*** Opening of Passage shown ***
It's awfully convenient that there is both a Walmart Supercenter and an Amazon warehouse relatively close to where I live, so I could in theory have just about everything I would ever need. It's kinda fascinating. There's really no existential threat besides some freak disease that I would have to worry about in my end-of-the-world scenario. There are multiple pot shops nearby that could help kill any boredom when I invariably pillage those.

But coming to terms with being the sole human left on Earth is kind of an immense responsibility when you think about all the animals left in shelters, in people's houses, on farms, or in zoos. I could never even hope to save a fraction of those that are left behind, and presumably most of those would starve to death. That's far more grim of a realization than the fact I'd be completely alone.

I'd definitely spend my first few days on reconnaissance missions around the neighborhood trying to free as many cats and dogs as I can. I even like the idea of having a unit or two of my apartment complex reserved just for cats and the rest of the units saved for dogs. I don't know what would happen if you just stick dozens of unfamiliar cats or dogs together when there's nowhere else for any of us to go, but I'm hoping it will work out. Maybe they'd just be grateful for some food, water, shelter, and company. Optimistically, it would all work out, because I'd hate to meet my end to an infected scratch or bite wound from some unhappy campers.
*** Close of Passage shown ***
# Tasks
1) In the passage about being the last human on Earth, what does the writer picture reserving one or two units of the apartment complex for?
2) Carry on writing the passage about being the last human on Earth, starting right after its final sentence.
*** Opening of Data shown ***
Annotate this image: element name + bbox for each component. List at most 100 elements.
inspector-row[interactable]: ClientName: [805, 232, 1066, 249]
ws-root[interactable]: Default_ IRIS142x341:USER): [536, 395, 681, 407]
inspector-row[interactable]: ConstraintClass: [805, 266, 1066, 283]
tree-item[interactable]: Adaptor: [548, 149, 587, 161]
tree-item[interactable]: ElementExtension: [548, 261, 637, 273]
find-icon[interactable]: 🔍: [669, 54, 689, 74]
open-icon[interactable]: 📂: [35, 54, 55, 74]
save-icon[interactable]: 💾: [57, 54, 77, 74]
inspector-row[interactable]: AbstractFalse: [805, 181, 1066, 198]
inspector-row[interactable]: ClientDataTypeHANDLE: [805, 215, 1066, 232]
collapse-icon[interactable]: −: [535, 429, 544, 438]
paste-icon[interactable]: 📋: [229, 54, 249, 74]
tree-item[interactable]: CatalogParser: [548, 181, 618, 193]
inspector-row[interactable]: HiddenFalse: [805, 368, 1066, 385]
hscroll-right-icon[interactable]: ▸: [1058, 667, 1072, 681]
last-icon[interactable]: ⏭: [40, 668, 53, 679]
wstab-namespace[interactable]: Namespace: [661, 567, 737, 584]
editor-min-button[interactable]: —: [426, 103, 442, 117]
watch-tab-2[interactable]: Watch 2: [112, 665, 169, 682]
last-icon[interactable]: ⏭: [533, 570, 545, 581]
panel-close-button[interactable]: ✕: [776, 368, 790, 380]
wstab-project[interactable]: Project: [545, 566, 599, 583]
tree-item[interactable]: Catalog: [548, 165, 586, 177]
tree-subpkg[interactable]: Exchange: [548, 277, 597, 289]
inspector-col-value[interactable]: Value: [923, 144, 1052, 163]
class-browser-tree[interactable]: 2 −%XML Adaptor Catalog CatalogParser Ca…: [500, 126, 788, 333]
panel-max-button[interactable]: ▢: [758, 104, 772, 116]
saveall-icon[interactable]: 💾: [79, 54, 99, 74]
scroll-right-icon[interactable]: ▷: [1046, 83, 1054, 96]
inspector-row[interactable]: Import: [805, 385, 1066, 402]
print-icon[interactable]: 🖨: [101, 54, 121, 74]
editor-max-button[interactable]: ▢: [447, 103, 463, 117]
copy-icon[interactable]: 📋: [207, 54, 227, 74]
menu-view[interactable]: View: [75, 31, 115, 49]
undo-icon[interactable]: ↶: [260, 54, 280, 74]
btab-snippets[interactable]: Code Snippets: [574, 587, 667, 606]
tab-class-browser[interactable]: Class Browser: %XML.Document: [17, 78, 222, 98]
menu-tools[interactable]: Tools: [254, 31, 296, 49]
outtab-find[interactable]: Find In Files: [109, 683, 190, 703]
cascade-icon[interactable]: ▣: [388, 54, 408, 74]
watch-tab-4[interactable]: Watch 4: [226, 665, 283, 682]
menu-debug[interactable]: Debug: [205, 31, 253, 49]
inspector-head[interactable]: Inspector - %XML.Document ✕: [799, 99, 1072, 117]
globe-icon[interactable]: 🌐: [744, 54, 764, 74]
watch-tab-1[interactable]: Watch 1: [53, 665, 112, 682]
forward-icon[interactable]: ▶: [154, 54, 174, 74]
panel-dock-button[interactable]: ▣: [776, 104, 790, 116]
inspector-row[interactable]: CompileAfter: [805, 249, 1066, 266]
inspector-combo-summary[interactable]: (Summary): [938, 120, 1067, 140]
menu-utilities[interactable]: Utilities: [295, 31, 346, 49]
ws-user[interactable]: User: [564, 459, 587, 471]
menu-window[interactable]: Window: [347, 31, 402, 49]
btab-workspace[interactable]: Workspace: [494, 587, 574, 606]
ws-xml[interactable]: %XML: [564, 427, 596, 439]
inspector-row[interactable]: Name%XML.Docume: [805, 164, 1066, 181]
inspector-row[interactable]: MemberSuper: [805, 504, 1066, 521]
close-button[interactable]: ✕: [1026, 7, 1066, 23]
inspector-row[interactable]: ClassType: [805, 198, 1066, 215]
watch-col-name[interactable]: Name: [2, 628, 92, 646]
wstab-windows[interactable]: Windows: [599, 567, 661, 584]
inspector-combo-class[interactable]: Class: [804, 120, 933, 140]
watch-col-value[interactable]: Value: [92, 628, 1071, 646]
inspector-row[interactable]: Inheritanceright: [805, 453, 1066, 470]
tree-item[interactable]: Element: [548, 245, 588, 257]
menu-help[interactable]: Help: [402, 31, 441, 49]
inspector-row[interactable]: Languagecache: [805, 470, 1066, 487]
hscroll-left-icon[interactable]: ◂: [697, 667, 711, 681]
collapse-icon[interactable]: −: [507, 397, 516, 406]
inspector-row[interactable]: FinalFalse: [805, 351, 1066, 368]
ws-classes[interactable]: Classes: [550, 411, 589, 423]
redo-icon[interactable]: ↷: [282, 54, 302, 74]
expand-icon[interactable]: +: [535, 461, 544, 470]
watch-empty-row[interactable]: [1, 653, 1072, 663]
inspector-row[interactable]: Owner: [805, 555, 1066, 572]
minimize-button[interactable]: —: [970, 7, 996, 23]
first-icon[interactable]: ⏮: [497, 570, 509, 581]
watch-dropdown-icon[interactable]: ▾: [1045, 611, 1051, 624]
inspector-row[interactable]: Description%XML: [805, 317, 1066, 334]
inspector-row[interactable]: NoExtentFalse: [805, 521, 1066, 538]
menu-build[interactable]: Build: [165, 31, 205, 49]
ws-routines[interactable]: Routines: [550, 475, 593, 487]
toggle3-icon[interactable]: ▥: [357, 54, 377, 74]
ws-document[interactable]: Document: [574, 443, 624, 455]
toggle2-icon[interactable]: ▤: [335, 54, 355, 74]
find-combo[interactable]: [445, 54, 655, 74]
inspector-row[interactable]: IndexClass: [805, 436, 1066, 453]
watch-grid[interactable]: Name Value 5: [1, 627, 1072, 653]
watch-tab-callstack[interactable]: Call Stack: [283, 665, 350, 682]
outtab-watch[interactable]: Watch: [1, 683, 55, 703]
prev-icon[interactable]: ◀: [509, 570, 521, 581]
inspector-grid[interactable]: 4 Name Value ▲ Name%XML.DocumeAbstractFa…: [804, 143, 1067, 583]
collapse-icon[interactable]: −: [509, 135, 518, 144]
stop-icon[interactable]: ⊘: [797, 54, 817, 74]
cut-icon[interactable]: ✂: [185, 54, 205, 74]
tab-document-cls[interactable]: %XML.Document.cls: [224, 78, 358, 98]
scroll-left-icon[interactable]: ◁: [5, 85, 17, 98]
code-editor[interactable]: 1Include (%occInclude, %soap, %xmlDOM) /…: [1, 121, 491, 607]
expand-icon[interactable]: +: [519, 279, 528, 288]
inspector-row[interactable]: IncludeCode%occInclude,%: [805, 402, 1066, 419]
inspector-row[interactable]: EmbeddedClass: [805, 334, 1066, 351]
*** Close of Data shown ***
# Task answers
1) Cats.

2)
All in all, it's a relatively peaceful fantasy for me. I'd get to do things I already like doing or want to do. I live near a lake that rents out canoes and kayaks, so what more could I possibly want? It's an introvert's paradise. Even without electricity, there are plenty of battery powered laptops and handheld devices and video players where I could still play games and watch movies years into the end of days. Like who even needs people?

Apparently, everyone else. In part of doing my research for this completely useless what-if scenario, I visited online Q&A sites hoping to take notes on what others would do if they found themselves in such an unlikely predicament. An alarming amount of responses to those questions showed that people would have immense grief and would lose the will to live, many even explicitly saying that they would end their own suffering within a short while. Others that were a bit more hopeful stated that they would try to establish radio communications or learn to fly or operate a boat so that they would find other people in the hopes that there were other survivors. Many of those were adamant on making that their final mission in life, which if nothing else, you definitely have to admire their grit.

I was completely shocked by the responses. The vast majority of respondents didn't want to live in a world without other people. And I'm not imposing a judgement on it. People tend to be pretty sure of themselves. More than anything, it's an indictment on me and where I am with my life. I guess in a lot of ways I already feel like the only person left on Earth. Obviously, I understand that there are people all around me, but I must be so disconnected from my surroundings that I might as well be all alone.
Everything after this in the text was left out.